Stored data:

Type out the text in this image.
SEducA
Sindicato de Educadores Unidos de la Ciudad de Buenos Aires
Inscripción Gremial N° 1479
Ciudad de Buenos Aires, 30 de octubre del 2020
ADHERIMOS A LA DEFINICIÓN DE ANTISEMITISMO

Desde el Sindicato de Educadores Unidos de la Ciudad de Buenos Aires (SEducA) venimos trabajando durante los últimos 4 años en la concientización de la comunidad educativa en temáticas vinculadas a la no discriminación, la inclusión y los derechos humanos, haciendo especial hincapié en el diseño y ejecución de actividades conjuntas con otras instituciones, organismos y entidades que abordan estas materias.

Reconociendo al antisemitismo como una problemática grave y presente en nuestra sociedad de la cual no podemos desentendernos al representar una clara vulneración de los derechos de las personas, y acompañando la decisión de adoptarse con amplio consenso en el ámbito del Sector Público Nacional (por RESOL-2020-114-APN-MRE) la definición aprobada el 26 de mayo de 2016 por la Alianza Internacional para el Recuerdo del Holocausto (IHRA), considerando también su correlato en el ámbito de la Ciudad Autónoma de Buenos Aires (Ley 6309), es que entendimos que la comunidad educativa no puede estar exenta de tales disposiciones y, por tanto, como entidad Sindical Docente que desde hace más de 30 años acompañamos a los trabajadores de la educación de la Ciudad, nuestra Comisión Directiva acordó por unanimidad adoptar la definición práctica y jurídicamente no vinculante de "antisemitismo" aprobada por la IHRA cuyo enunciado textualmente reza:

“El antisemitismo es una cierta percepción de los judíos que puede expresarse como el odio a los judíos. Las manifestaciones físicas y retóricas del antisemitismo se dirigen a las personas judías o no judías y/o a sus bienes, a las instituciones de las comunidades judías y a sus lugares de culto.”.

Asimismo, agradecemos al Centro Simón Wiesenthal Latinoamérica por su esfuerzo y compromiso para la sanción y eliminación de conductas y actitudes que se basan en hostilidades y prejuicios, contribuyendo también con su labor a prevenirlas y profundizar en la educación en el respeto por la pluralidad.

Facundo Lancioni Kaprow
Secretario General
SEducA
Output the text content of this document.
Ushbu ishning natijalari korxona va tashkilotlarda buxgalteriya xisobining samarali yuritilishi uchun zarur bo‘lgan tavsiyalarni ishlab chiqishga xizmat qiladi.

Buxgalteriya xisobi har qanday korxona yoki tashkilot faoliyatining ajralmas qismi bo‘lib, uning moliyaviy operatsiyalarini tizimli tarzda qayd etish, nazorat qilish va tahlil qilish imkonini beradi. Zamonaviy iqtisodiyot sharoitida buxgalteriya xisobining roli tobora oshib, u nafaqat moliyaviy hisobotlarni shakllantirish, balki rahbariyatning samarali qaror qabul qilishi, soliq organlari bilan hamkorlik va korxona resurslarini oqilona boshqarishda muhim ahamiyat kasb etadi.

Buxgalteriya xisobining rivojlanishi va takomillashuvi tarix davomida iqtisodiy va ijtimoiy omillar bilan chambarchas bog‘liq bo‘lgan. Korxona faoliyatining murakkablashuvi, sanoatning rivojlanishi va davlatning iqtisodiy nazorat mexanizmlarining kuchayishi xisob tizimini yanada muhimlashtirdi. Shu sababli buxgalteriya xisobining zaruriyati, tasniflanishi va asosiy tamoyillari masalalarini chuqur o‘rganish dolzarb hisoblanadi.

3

## SHORT EXERCISE
Find and copy each line above that includes the string "this".

## CORRECT RESULT
Type out the text in this image.
Output the text content of this document.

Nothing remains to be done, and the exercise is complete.